> Excerpt to read
Engaging people with lived experience of gender-based violence is central to WomanACT’s work. Survivors’ personal experiences of systemic barriers is key to creating solutions to overcome them. In addition, survivors’ stories, experiences, and ideas are powerful tools for education and advocacy. Understanding organizational value to engaging people with lived experience, and being open to learning and change, is important to creating organizational readiness to engage people with lived experience.

Improves service quality 

Organizations that incorporate people with lived experience into their service design and evaluation shows to improve program outcomes, including program quality and service user satisfaction. People with lived experience provide a personal perspective about how services and initiatives are received based on their own intersecting identities. Organizations can consider a range of opportunities for people with lived experience across all organizational structures to influence different types of decision making across service delivery, such as boards, proposal and program development or evaluation teams.

> Exercise requirements
(a) Update the passage on engaging people with lived experience, from "Improves service quality" up to and including "or evaluation teams.", with "boards" replaced by "steering committees".
(b) Translate this sentence from the passage on engaging survivors of gender-based violence into Spanish: "In addition, survivors’ stories, experiences, and ideas are powerful tools for education and advocacy."
(c) Write a continuation of the passage on engaging people with lived experience of gender-based violence, beginning after its final sentence.

> Provided records
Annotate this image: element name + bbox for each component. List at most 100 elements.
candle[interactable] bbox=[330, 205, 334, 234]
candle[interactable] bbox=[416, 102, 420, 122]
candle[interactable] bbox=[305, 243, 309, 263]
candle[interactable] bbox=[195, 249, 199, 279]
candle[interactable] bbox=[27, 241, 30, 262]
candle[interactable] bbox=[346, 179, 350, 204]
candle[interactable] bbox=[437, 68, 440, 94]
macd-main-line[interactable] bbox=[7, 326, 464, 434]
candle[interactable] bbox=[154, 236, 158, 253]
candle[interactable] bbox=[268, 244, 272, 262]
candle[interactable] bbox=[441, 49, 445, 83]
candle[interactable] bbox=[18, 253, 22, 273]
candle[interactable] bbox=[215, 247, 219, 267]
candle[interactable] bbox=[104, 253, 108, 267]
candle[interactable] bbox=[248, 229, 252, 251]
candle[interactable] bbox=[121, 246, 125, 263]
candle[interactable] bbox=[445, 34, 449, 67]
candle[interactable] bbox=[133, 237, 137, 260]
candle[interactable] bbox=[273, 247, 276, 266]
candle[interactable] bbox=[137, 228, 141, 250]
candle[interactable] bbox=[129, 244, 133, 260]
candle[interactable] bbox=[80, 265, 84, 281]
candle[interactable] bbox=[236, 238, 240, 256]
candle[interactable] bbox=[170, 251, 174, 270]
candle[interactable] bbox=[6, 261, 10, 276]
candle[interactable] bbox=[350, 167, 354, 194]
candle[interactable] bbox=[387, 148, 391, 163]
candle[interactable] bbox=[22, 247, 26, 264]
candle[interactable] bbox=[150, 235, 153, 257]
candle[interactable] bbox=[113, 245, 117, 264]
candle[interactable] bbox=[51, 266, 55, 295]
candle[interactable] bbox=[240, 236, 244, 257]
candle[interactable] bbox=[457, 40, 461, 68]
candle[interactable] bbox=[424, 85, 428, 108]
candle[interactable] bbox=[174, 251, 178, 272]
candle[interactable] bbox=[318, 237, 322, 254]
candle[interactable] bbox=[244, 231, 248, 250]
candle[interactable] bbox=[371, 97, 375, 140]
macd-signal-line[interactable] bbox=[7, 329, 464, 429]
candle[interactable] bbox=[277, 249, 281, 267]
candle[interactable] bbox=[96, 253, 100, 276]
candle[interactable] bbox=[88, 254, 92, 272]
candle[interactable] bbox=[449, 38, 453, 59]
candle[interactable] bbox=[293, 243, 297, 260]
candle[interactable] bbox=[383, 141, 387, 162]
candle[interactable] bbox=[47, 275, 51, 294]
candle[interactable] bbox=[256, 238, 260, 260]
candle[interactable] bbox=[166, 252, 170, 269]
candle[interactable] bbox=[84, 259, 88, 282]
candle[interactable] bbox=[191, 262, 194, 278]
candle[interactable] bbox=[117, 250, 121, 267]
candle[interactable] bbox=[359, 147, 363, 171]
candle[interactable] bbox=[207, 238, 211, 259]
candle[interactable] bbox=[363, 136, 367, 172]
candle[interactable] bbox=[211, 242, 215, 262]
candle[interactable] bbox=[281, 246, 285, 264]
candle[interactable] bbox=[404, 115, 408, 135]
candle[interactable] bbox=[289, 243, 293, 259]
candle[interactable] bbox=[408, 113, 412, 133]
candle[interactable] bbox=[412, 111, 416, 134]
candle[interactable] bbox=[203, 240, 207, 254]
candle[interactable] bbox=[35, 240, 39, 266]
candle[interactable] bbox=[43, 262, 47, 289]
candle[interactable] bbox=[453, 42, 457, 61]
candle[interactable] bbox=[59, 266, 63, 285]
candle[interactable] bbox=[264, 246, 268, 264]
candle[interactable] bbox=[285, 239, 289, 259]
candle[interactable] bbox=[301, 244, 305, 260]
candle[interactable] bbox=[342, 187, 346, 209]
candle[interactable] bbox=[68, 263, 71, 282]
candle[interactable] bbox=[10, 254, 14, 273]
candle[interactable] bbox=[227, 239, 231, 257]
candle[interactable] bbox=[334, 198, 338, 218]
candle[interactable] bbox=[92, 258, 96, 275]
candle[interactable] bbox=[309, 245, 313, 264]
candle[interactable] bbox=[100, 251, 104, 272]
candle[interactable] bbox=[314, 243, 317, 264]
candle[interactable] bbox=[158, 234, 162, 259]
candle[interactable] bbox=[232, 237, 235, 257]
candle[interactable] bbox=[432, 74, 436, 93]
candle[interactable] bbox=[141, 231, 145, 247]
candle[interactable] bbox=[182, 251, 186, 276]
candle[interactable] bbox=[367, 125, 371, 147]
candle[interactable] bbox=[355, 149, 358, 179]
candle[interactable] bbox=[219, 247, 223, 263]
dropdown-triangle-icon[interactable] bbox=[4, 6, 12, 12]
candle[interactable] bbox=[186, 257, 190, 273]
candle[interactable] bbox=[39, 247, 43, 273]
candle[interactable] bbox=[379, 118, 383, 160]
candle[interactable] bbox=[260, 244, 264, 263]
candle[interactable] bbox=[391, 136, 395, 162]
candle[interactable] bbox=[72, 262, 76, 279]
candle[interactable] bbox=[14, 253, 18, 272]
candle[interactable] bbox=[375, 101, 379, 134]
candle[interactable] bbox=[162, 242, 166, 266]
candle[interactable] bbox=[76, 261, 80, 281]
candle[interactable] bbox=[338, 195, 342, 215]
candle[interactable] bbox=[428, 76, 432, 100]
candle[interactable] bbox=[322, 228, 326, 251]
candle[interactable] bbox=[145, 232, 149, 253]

> Answer set
(a)
Improves service quality 

Organizations that incorporate people with lived experience into their service design and evaluation shows to improve program outcomes, including program quality and service user satisfaction. People with lived experience provide a personal perspective about how services and initiatives are received based on their own intersecting identities. Organizations can consider a range of opportunities for people with lived experience across all organizational structures to influence different types of decision making across service delivery, such as steering committees, proposal and program development or evaluation teams.

(b) Además, las historias, experiencias e ideas de las personas sobrevivientes son herramientas poderosas para la educación y la incidencia.

(c)
Increases organizational capacity

Creating collaborative spaces for team members and people with lived experience to jointly explore priority areas for community and system solutions encourages bi-directional knowledge exchange. It also increases the accountability of team members to improve program outcomes. For example, the Centre for Addiction and Mental Health (CAMH) has a program called From Surviving to Advising that aims to pair senior psychiatry residents with service users in recovery to promote mutual growth and understanding. Joint spaces have the added advantage of grounding decision-makers and humanizing discussions that may sometimes get lost in bureaucracy.

Builds trust with the community

Community engagement can be strengthened when facilitated by people with lived experience as they tend to prompt genuine and authentic conversations grounded in their personal experiences. Building trust takes time and can require frank and difficult conversations. For example, WomanACT’s AGES project, which working to improve access to services for senior women experiencing violence, engages senior women as advisors. The senior women also operate as a conduit between the organization and community members and use a snowball approach to engage senior women and community groups.  

Promotes trauma-informed organizational development 

Trauma-informed organizational development requires organizational processes to evolve from an individual hierarchical-driven approach to collaborative community approaches. Community approaches encourage organizations to intentionally consider how all structures (e.g., boards, leadership, HR, frontline) and services can include people with lived experiences. People with lived experience have insight into how power can manifest and what can be considered to reduce organizational power imbalances. Just as their engagement in community spaces promotes humanizing conversations and breaks down hierarchies, it also does so in organizations.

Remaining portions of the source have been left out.